* start Data lines *
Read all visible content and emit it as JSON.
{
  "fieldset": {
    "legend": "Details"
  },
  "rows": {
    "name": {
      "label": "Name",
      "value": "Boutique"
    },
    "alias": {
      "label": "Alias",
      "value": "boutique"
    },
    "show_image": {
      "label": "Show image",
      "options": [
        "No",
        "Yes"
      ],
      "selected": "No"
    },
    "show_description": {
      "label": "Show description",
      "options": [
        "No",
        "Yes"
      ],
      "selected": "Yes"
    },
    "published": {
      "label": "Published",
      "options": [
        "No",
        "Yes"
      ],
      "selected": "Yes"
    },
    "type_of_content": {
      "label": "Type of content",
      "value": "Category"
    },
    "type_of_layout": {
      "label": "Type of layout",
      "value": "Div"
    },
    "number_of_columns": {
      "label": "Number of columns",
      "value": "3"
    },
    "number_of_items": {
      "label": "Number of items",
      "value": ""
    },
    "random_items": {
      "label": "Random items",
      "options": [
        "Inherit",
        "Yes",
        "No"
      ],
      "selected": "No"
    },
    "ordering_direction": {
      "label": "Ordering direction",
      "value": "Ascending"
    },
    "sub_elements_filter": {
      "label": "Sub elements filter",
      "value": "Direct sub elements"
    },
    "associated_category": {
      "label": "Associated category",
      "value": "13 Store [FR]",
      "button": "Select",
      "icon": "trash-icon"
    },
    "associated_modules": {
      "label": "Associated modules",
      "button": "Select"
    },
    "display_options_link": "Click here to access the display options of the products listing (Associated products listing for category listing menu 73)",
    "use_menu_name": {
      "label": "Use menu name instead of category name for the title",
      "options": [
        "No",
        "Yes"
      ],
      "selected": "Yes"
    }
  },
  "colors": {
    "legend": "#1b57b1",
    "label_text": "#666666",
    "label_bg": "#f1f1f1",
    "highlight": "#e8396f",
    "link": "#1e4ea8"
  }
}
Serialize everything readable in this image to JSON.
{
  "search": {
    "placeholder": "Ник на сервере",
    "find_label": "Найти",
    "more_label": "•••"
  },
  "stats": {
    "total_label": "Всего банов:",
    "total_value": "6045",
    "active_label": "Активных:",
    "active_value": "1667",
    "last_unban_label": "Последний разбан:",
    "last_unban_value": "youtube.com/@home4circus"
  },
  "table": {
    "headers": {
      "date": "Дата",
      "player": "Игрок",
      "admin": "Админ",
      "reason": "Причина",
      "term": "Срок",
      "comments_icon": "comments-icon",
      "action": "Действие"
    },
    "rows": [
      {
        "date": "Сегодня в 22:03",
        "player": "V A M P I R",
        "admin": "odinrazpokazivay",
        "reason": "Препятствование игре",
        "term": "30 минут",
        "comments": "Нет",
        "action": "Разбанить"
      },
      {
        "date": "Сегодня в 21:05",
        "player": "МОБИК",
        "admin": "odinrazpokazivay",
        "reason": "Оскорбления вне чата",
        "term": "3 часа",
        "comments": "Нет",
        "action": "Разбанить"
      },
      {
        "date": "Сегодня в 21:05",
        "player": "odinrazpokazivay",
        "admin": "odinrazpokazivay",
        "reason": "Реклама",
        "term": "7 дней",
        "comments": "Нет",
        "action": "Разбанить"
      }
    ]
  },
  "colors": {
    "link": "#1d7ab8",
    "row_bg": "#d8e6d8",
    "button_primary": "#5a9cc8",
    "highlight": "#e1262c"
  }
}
* end Data lines *
Work required:
Write every line of the material above again, exactly.

Reply:
Read all visible content and emit it as JSON.
{
  "fieldset": {
    "legend": "Details"
  },
  "rows": {
    "name": {
      "label": "Name",
      "value": "Boutique"
    },
    "alias": {
      "label": "Alias",
      "value": "boutique"
    },
    "show_image": {
      "label": "Show image",
      "options": [
        "No",
        "Yes"
      ],
      "selected": "No"
    },
    "show_description": {
      "label": "Show description",
      "options": [
        "No",
        "Yes"
      ],
      "selected": "Yes"
    },
    "published": {
      "label": "Published",
      "options": [
        "No",
        "Yes"
      ],
      "selected": "Yes"
    },
    "type_of_content": {
      "label": "Type of content",
      "value": "Category"
    },
    "type_of_layout": {
      "label": "Type of layout",
      "value": "Div"
    },
    "number_of_columns": {
      "label": "Number of columns",
      "value": "3"
    },
    "number_of_items": {
      "label": "Number of items",
      "value": ""
    },
    "random_items": {
      "label": "Random items",
      "options": [
        "Inherit",
        "Yes",
        "No"
      ],
      "selected": "No"
    },
    "ordering_direction": {
      "label": "Ordering direction",
      "value": "Ascending"
    },
    "sub_elements_filter": {
      "label": "Sub elements filter",
      "value": "Direct sub elements"
    },
    "associated_category": {
      "label": "Associated category",
      "value": "13 Store [FR]",
      "button": "Select",
      "icon": "trash-icon"
    },
    "associated_modules": {
      "label": "Associated modules",
      "button": "Select"
    },
    "display_options_link": "Click here to access the display options of the products listing (Associated products listing for category listing menu 73)",
    "use_menu_name": {
      "label": "Use menu name instead of category name for the title",
      "options": [
        "No",
        "Yes"
      ],
      "selected": "Yes"
    }
  },
  "colors": {
    "legend": "#1b57b1",
    "label_text": "#666666",
    "label_bg": "#f1f1f1",
    "highlight": "#e8396f",
    "link": "#1e4ea8"
  }
}
Serialize everything readable in this image to JSON.
{
  "search": {
    "placeholder": "Ник на сервере",
    "find_label": "Найти",
    "more_label": "•••"
  },
  "stats": {
    "total_label": "Всего банов:",
    "total_value": "6045",
    "active_label": "Активных:",
    "active_value": "1667",
    "last_unban_label": "Последний разбан:",
    "last_unban_value": "youtube.com/@home4circus"
  },
  "table": {
    "headers": {
      "date": "Дата",
      "player": "Игрок",
      "admin": "Админ",
      "reason": "Причина",
      "term": "Срок",
      "comments_icon": "comments-icon",
      "action": "Действие"
    },
    "rows": [
      {
        "date": "Сегодня в 22:03",
        "player": "V A M P I R",
        "admin": "odinrazpokazivay",
        "reason": "Препятствование игре",
        "term": "30 минут",
        "comments": "Нет",
        "action": "Разбанить"
      },
      {
        "date": "Сегодня в 21:05",
        "player": "МОБИК",
        "admin": "odinrazpokazivay",
        "reason": "Оскорбления вне чата",
        "term": "3 часа",
        "comments": "Нет",
        "action": "Разбанить"
      },
      {
        "date": "Сегодня в 21:05",
        "player": "odinrazpokazivay",
        "admin": "odinrazpokazivay",
        "reason": "Реклама",
        "term": "7 дней",
        "comments": "Нет",
        "action": "Разбанить"
      }
    ]
  },
  "colors": {
    "link": "#1d7ab8",
    "row_bg": "#d8e6d8",
    "button_primary": "#5a9cc8",
    "highlight": "#e1262c"
  }
}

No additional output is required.